Data excerpts:

=====

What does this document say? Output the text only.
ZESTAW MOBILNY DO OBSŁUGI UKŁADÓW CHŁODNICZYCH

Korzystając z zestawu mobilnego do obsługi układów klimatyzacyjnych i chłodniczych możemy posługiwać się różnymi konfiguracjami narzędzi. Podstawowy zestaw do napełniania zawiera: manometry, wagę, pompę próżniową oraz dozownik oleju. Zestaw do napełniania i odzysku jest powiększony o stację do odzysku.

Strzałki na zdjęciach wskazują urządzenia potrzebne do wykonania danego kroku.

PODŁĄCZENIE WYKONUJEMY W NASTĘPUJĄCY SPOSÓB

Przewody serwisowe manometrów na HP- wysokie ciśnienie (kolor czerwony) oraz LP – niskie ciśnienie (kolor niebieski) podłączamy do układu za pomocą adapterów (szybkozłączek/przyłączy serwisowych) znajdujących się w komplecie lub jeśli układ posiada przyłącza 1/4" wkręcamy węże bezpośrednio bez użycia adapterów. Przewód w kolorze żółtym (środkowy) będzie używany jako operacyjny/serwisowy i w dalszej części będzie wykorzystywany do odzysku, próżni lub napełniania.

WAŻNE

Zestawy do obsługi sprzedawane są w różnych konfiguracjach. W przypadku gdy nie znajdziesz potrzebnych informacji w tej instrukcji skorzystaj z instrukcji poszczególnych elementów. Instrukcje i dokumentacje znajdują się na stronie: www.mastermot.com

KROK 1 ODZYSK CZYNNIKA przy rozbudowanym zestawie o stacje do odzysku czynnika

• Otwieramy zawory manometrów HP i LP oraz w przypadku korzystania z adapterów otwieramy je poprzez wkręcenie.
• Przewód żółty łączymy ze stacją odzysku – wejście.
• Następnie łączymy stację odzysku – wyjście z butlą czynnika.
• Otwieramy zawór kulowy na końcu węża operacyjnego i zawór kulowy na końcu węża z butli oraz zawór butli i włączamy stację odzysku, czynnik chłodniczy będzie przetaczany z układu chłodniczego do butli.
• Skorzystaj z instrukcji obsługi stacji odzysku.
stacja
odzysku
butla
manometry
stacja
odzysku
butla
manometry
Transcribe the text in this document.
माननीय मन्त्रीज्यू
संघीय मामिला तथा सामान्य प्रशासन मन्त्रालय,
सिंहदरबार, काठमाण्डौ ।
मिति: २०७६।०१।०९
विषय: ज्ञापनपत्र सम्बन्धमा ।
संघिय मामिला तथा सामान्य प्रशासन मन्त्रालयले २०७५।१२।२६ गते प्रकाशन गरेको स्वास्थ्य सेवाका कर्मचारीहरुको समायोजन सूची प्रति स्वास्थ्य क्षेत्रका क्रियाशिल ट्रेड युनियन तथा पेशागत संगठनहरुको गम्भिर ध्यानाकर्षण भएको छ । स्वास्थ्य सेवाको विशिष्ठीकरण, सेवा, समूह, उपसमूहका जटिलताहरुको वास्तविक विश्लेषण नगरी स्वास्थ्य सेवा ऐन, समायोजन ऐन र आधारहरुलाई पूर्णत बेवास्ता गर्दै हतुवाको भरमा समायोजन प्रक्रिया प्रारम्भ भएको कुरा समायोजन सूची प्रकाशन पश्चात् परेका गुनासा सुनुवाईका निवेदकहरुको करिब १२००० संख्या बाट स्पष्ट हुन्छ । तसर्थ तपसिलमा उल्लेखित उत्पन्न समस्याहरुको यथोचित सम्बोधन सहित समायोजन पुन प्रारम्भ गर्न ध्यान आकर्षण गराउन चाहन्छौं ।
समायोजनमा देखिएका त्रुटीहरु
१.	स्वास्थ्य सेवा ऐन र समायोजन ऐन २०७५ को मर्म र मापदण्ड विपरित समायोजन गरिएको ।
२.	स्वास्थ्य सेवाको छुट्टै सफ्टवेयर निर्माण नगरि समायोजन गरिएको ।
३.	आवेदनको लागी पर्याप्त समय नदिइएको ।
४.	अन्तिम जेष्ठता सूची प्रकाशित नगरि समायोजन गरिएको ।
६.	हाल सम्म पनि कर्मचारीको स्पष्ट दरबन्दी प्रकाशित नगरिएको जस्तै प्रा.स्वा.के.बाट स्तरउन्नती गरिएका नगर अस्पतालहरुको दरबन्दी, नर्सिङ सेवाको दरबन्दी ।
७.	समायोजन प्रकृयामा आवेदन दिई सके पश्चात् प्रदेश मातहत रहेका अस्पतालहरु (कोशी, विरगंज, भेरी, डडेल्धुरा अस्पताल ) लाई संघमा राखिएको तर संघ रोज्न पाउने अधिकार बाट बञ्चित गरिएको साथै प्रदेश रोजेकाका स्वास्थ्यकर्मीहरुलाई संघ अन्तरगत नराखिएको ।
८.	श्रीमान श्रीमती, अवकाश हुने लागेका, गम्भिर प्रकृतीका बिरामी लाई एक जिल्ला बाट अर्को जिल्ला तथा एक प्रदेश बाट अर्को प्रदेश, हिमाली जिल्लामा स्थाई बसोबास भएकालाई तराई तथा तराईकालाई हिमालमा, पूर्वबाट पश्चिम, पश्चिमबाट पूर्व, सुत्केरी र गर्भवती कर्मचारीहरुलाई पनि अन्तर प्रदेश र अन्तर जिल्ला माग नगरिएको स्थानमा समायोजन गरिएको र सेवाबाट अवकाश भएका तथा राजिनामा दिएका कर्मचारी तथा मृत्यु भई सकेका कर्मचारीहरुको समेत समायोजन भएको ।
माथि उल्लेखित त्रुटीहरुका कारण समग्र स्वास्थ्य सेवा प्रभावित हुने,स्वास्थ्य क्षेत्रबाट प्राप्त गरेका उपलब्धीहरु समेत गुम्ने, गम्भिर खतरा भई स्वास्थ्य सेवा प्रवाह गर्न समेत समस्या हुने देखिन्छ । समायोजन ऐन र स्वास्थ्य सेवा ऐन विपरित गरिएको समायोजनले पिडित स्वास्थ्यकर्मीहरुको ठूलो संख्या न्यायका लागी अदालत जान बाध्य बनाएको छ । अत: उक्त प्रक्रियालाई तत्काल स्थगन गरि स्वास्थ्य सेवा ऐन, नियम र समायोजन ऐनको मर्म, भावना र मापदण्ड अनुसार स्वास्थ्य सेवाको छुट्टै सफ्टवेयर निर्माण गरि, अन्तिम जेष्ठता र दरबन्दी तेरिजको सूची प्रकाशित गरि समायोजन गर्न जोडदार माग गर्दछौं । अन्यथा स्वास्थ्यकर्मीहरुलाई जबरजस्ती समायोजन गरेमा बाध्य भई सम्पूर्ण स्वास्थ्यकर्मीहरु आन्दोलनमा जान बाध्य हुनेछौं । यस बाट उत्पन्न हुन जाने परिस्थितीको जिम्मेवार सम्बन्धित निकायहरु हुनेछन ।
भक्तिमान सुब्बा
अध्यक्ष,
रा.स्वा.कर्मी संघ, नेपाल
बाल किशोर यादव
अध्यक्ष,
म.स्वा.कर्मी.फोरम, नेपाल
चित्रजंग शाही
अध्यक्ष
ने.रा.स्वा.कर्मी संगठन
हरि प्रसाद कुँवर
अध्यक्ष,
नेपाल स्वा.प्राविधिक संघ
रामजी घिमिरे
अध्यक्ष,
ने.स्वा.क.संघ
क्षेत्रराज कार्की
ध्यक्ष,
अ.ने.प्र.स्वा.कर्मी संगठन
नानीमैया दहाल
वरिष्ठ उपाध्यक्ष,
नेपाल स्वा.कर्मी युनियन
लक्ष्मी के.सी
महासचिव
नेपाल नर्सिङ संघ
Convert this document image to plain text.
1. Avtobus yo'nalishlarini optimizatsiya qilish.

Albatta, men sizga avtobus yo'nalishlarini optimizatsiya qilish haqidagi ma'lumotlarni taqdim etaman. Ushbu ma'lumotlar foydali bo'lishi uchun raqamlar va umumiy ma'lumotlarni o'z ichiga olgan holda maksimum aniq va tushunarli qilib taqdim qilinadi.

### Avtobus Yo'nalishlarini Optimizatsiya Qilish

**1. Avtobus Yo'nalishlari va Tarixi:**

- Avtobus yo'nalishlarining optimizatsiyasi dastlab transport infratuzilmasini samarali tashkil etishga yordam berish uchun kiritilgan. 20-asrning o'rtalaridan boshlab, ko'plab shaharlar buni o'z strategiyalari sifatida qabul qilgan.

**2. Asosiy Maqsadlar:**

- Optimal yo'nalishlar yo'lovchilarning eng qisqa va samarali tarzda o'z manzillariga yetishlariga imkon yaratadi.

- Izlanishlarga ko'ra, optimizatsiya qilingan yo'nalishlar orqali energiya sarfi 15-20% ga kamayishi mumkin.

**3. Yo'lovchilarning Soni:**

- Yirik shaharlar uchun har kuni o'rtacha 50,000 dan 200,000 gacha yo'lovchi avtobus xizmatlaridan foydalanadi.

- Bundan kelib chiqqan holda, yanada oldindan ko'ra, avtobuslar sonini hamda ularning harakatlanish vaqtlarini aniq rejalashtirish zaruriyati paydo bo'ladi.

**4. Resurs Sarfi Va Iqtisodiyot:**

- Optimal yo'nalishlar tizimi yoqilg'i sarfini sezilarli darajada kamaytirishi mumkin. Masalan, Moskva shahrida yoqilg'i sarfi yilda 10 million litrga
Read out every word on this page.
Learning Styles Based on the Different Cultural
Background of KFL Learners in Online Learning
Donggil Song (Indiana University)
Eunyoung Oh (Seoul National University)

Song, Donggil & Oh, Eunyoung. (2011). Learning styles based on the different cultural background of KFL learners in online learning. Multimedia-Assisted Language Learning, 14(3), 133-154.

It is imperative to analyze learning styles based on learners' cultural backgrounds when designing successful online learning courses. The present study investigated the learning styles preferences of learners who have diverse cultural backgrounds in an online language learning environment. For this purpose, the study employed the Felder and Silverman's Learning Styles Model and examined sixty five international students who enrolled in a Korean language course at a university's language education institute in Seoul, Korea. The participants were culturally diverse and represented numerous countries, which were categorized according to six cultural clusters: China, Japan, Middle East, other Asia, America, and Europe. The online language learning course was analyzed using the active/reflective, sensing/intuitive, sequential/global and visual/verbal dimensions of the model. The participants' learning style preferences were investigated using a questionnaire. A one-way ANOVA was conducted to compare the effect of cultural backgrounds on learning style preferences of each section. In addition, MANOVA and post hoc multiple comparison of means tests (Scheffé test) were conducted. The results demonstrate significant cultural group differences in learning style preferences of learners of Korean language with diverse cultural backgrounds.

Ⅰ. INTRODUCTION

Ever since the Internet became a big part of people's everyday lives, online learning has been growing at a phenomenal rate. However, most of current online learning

=====

→ GIVEN REQUEST
Select the lines that carry the string "holda" and copy them.

→ THE COMPLETED TASK
Albatta, men sizga avtobus yo'nalishlarini optimizatsiya qilish haqidagi ma'lumotlarni taqdim etaman. Ushbu ma'lumotlar foydali bo'lishi uchun raqamlar va umumiy ma'lumotlarni o'z ichiga olgan holda maksimum aniq va tushunarli qilib taqdim qilinadi.
- Bundan kelib chiqqan holda, yanada oldindan ko'ra, avtobuslar sonini hamda ularning harakatlanish vaqtlarini aniq rejalashtirish zaruriyati paydo bo'ladi.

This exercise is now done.